■ WHAT TO WORK ON ■
Find all the lines with "Referral" and gather them.

Collected data

[start]

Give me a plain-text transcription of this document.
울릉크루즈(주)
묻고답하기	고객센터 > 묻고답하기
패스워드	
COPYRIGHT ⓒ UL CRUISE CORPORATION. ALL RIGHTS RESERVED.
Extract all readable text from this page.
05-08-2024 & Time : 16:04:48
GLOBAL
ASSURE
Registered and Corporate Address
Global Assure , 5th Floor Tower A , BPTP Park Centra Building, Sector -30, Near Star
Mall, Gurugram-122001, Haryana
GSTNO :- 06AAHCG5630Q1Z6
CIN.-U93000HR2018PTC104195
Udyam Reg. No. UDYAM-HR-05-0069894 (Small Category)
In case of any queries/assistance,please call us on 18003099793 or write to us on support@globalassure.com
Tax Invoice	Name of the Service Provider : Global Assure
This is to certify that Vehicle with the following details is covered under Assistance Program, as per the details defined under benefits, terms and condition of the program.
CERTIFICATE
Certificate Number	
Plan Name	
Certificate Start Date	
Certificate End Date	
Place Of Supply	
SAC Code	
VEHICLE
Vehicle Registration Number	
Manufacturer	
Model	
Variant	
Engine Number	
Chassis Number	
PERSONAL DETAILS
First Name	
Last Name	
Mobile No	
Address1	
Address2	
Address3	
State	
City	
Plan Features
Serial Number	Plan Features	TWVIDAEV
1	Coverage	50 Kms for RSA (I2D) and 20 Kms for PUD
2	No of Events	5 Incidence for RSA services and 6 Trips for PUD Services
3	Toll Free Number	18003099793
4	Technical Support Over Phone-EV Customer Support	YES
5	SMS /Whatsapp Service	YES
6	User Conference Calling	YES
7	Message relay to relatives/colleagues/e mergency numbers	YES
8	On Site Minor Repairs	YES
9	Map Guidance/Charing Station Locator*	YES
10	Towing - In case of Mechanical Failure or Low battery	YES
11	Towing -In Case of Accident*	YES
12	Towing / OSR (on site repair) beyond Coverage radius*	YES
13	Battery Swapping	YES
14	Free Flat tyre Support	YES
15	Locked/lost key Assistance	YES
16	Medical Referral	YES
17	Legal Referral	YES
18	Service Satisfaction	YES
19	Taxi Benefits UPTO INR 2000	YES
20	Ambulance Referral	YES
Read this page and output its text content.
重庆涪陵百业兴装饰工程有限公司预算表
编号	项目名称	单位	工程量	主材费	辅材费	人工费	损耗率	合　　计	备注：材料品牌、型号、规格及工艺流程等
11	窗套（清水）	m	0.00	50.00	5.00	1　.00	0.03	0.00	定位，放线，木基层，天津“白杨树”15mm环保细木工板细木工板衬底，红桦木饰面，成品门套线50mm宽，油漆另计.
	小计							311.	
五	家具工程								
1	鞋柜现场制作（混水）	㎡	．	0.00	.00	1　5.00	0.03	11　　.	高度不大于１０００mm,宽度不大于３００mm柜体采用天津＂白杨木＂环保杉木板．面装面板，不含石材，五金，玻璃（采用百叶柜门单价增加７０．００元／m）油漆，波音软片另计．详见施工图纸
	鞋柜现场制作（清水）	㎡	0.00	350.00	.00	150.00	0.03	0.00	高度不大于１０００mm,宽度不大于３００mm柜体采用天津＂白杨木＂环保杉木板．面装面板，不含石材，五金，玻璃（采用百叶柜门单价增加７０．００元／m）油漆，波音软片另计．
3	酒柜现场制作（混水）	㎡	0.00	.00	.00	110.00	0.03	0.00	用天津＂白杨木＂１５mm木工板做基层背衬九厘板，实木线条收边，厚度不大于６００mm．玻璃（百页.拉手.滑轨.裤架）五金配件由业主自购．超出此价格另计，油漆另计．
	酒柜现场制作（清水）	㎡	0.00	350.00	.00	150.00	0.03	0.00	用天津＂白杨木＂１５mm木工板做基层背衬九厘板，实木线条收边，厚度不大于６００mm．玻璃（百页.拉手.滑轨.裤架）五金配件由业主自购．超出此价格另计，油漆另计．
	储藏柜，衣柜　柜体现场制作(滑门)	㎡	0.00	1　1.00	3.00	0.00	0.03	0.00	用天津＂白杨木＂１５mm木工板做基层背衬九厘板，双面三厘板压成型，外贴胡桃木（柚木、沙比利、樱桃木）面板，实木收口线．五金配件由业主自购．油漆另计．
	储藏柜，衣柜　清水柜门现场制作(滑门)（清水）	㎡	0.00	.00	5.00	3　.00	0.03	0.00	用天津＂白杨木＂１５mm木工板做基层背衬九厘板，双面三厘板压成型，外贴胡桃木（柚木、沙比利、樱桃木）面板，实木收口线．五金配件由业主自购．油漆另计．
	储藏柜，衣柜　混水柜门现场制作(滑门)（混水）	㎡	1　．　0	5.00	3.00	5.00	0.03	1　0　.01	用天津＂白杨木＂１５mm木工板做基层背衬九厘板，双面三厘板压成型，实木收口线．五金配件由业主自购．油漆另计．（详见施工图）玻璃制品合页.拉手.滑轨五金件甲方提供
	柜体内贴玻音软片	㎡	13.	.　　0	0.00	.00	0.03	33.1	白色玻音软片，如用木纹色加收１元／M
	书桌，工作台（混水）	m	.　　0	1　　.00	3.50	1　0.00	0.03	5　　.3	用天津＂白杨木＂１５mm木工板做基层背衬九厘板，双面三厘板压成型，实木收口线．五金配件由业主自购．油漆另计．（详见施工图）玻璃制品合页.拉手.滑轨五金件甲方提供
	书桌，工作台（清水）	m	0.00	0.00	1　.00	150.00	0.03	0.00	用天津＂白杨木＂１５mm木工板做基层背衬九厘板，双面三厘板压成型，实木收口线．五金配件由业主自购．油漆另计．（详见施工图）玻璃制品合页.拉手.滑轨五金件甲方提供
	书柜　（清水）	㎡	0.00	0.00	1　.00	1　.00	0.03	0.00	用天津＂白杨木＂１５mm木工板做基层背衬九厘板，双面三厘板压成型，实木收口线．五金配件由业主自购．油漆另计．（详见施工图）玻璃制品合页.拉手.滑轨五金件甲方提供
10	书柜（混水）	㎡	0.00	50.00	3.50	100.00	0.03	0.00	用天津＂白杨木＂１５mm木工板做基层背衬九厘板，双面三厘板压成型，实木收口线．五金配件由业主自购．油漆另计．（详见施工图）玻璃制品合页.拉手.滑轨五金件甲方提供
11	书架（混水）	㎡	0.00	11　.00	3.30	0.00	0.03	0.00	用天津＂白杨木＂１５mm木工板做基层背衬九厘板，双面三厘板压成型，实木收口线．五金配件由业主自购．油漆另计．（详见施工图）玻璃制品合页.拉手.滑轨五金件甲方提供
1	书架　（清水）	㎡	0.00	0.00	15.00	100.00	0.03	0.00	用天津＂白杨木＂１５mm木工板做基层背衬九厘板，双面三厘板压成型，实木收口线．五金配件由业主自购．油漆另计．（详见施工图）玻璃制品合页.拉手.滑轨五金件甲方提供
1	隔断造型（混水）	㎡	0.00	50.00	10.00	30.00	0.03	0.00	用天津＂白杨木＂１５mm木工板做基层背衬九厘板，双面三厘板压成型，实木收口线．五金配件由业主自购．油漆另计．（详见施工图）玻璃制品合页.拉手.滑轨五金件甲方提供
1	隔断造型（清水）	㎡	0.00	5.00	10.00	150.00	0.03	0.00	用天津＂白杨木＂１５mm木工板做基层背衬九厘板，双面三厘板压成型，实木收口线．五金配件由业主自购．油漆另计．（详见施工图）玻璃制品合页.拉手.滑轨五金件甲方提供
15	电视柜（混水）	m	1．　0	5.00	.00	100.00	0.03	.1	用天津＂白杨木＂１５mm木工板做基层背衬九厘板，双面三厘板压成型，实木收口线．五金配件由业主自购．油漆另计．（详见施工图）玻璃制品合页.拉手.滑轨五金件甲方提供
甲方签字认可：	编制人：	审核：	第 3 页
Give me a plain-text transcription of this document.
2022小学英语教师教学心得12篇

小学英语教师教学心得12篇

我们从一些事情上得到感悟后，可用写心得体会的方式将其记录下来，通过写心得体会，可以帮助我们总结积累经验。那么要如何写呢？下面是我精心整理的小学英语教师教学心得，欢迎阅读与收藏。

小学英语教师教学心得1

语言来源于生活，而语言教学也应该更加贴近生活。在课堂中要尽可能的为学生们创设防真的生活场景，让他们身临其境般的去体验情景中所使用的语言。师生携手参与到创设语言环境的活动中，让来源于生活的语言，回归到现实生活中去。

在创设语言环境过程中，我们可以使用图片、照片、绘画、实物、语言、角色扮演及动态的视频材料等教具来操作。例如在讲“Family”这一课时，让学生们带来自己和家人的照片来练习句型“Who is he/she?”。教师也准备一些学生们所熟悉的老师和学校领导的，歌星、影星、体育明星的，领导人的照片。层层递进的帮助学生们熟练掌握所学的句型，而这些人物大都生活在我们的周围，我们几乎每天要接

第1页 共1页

[end]

■ THE RESULT ■
16	Medical Referral	YES
17	Legal Referral	YES
20	Ambulance Referral	YES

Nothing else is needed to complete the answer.